WHAT IS BEING ASKED: Which lines below contain the string "track"? Return each of them in full, treating uppercase and lowercase letters as distinct.

§ §

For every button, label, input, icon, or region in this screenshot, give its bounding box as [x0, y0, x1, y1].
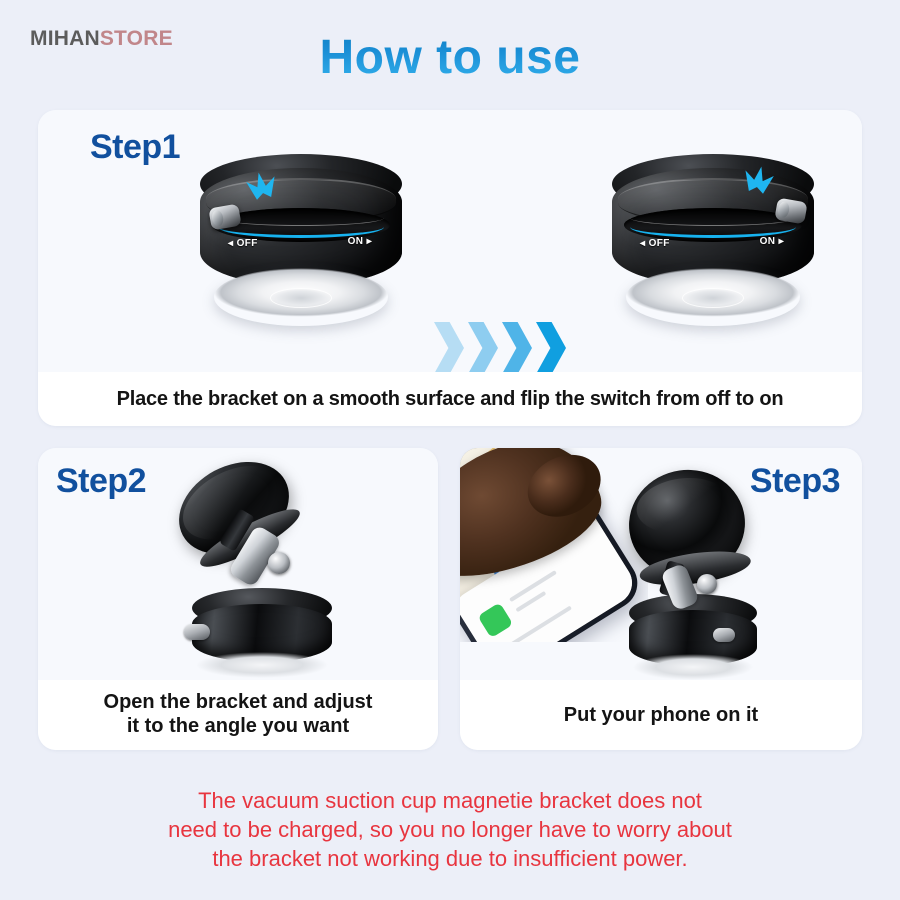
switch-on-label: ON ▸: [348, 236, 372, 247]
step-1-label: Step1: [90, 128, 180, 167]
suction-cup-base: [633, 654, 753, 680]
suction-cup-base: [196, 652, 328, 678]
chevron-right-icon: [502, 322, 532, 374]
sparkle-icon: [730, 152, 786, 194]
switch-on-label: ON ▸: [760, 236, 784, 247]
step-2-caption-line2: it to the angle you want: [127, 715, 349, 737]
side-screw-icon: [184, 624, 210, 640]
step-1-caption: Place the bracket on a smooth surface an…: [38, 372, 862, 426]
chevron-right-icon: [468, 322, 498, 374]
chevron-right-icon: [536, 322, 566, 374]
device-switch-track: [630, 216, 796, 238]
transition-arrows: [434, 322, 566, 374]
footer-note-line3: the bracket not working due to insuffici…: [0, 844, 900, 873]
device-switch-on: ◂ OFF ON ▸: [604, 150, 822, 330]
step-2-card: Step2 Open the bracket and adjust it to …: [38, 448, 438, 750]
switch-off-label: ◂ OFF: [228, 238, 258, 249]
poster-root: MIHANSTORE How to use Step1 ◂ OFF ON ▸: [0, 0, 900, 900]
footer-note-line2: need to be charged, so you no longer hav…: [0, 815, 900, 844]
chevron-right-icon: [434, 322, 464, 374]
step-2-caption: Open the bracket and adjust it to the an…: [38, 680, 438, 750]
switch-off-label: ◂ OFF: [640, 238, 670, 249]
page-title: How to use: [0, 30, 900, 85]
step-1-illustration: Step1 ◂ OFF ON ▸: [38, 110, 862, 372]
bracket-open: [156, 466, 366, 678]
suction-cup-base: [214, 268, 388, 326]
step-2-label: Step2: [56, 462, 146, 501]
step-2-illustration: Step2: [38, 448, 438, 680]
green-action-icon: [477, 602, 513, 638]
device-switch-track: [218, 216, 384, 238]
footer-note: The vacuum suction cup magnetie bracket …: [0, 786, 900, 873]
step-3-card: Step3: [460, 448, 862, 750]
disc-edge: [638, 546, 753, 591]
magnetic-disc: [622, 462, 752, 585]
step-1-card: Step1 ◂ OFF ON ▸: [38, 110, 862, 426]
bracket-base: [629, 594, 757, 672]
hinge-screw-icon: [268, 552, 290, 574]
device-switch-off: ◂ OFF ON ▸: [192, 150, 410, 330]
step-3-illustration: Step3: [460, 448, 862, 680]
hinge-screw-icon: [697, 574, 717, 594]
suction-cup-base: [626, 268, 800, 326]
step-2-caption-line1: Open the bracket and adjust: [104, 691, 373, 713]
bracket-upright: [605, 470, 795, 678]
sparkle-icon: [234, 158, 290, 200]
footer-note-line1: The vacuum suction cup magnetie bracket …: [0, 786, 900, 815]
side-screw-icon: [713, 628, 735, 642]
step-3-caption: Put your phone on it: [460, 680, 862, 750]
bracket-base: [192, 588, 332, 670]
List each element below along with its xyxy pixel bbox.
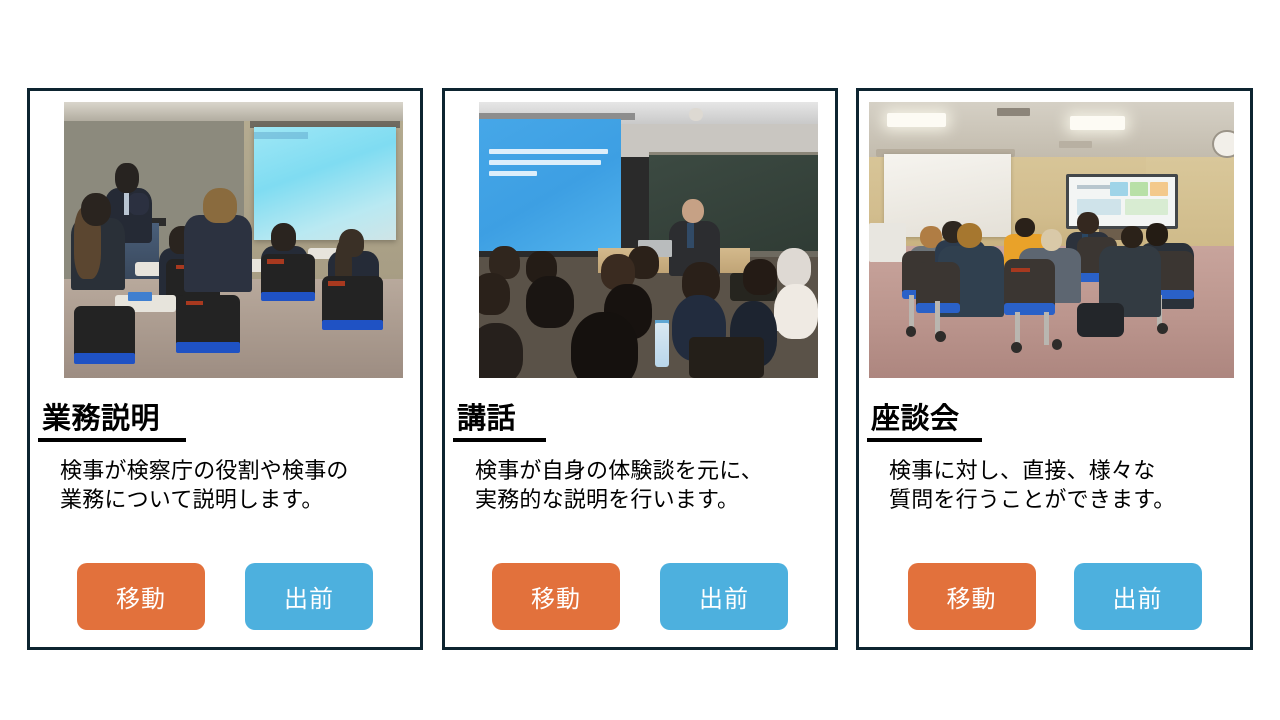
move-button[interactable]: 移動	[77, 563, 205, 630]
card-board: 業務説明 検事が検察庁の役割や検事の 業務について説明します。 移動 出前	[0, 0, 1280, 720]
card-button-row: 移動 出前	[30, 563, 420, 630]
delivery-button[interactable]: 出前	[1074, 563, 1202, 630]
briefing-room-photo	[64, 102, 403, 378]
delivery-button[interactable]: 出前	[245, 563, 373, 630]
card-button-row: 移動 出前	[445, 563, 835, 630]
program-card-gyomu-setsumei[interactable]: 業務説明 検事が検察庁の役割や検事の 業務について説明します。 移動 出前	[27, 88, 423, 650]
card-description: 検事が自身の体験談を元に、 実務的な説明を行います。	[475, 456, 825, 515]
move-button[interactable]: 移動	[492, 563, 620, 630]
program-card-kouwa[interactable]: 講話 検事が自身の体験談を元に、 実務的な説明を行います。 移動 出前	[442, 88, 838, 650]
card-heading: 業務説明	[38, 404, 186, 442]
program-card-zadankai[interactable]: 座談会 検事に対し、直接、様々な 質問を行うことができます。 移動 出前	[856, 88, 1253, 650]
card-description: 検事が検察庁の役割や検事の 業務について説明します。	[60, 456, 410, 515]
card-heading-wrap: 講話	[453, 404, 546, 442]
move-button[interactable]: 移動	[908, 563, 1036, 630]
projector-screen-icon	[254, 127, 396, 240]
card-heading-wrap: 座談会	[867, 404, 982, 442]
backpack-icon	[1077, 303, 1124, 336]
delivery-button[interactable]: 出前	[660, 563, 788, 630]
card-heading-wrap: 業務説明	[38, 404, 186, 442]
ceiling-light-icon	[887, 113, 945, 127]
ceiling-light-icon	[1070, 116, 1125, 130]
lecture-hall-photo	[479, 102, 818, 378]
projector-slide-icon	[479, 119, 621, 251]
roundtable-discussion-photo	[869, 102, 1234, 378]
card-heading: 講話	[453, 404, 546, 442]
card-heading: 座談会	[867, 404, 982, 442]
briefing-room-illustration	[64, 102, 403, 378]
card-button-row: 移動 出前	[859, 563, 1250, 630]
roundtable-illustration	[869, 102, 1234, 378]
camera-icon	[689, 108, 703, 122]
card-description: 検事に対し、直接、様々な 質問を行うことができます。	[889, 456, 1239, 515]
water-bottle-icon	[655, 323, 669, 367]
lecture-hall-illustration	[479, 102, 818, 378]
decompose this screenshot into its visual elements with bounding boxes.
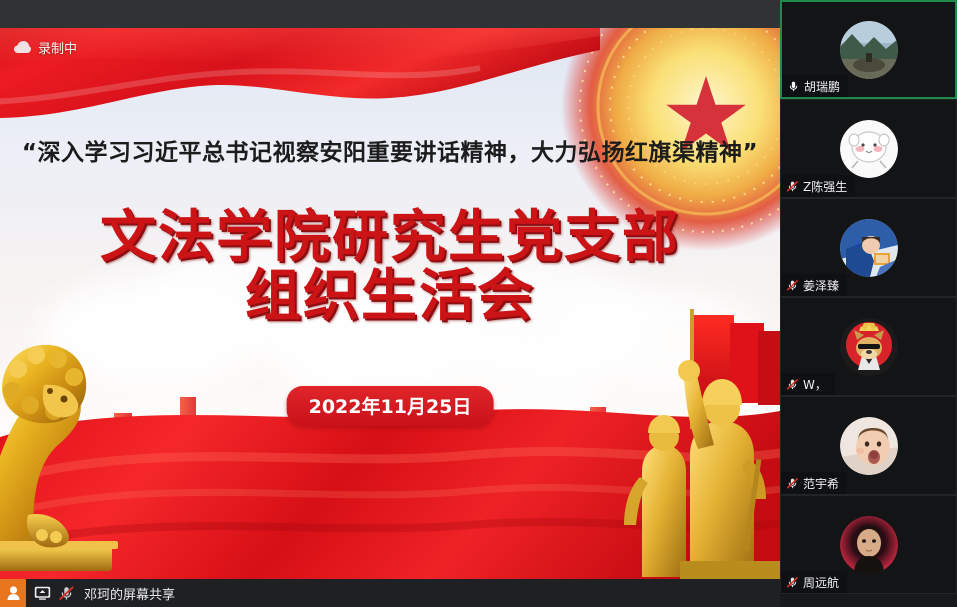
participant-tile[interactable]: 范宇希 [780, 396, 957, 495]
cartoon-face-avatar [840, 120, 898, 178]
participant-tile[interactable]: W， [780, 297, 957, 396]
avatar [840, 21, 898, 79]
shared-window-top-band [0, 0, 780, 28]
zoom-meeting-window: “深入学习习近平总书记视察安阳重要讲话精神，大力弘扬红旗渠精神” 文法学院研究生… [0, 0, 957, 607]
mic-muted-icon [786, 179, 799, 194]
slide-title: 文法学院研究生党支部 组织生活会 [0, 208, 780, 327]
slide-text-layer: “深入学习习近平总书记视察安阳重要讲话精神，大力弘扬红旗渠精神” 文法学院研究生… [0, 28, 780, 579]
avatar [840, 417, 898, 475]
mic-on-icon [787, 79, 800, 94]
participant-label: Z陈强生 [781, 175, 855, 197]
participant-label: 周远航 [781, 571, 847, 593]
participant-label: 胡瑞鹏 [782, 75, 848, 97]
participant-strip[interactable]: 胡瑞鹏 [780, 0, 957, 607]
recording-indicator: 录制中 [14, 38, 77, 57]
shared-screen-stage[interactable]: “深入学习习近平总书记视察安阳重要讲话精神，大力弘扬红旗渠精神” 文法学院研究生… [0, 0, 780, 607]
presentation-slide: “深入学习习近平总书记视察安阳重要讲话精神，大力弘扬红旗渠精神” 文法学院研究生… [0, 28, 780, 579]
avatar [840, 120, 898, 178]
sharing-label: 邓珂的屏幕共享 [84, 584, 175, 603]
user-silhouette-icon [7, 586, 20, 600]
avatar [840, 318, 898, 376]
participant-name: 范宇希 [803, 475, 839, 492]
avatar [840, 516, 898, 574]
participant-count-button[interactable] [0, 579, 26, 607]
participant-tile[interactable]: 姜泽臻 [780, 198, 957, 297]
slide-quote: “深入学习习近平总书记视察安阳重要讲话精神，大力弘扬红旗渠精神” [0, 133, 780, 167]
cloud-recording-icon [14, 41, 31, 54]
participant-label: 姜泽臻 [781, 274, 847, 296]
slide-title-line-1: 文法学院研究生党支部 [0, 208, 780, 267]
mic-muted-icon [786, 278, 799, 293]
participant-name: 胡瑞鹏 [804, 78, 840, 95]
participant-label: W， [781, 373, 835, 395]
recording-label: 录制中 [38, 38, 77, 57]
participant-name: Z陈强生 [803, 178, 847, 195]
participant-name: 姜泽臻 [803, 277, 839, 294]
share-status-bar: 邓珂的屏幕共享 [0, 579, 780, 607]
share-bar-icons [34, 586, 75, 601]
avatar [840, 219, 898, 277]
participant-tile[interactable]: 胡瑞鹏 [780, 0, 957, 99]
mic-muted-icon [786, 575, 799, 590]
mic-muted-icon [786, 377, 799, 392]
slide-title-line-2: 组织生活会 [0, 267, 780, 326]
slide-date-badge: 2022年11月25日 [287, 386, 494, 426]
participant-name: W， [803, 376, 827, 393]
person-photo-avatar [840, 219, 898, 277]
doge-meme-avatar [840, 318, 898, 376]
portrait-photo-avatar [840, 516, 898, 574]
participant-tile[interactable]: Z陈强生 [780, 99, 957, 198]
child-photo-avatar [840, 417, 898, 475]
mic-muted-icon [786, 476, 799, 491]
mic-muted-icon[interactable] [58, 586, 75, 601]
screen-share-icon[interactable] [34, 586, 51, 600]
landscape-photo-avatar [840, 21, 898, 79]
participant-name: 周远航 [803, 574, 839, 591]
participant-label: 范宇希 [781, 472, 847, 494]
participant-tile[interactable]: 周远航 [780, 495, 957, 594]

§ §

WRITTEN SOLUTION:
device-switch-track: [630, 216, 796, 238]
device-switch-track: [218, 216, 384, 238]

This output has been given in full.